Given task
Looking at the listing beneath, work out how many lines hold "kind" and report only that figure.

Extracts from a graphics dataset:
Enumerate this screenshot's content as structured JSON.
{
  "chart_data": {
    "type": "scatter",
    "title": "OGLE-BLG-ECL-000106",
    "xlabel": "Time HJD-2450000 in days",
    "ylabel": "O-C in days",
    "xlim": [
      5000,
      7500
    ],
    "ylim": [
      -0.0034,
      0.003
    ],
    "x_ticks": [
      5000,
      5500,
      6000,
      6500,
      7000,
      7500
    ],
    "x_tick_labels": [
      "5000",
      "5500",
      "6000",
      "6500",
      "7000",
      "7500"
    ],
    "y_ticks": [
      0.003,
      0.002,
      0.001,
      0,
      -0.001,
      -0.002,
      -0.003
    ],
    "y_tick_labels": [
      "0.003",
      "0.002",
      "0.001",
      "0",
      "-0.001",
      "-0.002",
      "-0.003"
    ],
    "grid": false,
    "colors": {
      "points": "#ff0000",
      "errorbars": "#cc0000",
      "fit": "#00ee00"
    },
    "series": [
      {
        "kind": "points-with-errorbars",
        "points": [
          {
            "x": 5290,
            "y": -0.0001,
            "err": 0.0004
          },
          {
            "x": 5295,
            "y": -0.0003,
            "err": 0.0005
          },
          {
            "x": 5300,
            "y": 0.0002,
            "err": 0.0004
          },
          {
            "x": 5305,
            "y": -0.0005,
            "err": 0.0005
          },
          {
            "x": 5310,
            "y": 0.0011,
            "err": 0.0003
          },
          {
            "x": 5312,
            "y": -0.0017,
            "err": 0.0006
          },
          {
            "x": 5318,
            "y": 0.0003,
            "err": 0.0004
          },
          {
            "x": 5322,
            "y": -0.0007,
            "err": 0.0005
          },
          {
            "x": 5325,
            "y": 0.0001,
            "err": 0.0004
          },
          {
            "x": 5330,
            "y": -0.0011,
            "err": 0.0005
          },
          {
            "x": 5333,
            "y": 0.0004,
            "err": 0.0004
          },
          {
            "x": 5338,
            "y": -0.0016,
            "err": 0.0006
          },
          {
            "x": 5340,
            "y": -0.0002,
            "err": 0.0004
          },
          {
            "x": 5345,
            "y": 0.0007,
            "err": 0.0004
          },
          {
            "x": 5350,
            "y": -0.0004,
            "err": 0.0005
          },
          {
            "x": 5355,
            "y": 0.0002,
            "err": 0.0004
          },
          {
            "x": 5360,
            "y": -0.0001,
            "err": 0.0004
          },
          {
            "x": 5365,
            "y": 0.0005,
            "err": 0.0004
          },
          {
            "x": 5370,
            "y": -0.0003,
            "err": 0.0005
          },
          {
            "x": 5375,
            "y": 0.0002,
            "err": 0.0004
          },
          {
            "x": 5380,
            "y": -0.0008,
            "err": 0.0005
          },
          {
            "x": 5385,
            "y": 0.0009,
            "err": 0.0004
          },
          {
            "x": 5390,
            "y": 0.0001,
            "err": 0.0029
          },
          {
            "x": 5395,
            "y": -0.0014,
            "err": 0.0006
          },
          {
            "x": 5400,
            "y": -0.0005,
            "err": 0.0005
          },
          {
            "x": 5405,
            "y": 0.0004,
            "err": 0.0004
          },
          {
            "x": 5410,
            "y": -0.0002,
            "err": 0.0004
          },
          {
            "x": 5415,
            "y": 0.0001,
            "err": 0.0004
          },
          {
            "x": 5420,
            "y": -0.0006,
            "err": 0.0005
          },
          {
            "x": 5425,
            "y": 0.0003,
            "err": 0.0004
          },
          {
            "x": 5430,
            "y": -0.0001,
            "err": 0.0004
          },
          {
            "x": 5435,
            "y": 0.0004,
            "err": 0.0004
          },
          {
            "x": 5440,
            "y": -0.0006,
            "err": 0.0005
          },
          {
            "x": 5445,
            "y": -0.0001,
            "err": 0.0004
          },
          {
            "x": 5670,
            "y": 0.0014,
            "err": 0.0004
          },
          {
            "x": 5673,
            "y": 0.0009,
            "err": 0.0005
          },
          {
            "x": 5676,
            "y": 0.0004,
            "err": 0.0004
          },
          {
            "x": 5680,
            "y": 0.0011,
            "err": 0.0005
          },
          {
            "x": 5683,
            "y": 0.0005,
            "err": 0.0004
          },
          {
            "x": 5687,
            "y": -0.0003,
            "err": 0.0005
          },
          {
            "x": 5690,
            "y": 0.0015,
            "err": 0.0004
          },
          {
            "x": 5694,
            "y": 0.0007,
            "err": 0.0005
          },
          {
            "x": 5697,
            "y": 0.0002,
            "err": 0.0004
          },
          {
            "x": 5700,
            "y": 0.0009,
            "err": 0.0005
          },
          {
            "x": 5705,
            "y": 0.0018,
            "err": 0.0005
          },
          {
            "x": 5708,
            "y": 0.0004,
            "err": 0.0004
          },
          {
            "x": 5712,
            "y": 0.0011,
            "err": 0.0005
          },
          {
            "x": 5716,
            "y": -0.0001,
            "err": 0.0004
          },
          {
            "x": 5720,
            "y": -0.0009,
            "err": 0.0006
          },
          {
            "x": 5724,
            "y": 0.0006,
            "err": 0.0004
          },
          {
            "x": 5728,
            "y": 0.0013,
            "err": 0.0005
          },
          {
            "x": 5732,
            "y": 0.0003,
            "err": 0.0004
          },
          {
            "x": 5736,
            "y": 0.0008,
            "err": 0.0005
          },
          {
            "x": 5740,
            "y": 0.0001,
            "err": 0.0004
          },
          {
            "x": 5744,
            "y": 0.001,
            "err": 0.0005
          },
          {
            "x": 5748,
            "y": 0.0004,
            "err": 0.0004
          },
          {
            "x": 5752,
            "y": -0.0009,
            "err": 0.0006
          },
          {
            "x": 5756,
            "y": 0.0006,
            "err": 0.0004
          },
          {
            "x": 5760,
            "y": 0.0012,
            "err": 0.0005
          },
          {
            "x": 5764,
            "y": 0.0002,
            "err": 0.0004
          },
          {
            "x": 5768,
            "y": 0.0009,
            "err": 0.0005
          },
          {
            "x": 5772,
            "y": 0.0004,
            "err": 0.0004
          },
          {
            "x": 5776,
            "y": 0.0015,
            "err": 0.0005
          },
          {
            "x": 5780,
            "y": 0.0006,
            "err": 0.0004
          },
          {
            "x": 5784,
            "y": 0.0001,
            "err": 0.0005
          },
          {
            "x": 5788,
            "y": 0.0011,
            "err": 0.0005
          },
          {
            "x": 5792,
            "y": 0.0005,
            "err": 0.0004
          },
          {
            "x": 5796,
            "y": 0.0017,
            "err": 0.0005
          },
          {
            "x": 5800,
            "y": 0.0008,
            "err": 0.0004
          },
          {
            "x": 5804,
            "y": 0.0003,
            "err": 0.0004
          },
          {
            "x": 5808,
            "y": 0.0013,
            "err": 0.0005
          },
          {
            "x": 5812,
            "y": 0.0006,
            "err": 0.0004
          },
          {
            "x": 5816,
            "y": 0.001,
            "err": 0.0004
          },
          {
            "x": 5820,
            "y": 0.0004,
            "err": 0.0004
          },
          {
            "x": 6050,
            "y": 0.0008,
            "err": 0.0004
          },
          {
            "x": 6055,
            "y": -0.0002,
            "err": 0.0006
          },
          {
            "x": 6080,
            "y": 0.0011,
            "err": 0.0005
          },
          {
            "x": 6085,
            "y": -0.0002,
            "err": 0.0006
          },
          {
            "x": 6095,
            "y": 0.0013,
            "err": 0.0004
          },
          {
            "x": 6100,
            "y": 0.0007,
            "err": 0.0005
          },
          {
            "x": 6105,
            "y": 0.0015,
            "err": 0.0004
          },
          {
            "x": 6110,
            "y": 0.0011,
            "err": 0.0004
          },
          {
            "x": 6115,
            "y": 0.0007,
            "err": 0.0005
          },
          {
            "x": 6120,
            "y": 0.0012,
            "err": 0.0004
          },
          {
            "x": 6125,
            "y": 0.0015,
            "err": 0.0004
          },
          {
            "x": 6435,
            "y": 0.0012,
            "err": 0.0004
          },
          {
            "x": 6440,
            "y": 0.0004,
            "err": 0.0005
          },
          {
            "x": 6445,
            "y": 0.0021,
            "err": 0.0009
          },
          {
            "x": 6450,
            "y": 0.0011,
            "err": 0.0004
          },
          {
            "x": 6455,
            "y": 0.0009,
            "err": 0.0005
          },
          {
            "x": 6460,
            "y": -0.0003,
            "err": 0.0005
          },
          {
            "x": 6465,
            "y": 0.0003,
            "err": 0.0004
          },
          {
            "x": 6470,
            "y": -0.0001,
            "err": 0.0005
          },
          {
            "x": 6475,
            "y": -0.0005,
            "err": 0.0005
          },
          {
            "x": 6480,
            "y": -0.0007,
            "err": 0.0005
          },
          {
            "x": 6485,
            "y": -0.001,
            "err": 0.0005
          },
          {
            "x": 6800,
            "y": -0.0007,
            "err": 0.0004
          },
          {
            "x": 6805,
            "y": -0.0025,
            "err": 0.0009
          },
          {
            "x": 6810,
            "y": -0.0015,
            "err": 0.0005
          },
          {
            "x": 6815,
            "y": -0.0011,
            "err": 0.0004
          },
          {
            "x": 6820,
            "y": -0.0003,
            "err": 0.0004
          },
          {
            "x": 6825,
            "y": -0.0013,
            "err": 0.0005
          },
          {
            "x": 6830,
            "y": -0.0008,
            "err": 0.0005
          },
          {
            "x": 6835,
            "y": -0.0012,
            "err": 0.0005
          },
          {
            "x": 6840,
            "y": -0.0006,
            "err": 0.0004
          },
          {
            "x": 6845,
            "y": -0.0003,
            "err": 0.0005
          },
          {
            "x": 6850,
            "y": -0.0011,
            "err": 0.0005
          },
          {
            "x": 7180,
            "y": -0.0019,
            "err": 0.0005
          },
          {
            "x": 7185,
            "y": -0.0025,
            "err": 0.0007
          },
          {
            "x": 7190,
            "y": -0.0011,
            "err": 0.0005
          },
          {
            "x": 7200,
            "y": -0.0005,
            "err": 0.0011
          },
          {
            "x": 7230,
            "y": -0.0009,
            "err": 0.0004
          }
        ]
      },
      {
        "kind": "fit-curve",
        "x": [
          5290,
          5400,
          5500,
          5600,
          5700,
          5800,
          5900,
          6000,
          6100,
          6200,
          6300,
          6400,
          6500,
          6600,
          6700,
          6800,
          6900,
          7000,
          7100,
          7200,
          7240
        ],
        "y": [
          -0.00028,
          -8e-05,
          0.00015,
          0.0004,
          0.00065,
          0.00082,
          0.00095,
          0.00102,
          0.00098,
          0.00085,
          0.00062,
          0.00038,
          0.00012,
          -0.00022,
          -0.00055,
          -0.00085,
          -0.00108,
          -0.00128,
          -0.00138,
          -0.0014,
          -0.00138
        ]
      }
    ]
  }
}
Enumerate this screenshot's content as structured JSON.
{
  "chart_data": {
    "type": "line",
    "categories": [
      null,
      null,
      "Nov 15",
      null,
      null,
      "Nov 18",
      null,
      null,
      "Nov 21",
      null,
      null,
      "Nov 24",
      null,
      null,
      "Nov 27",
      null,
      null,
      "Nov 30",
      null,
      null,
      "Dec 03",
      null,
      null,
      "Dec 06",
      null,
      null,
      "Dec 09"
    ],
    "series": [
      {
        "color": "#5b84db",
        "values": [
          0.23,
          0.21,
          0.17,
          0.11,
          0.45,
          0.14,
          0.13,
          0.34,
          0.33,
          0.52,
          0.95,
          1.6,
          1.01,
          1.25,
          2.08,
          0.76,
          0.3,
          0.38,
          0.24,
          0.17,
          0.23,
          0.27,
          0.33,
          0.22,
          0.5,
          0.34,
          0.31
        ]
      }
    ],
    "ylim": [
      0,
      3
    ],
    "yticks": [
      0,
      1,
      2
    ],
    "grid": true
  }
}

Task solution
2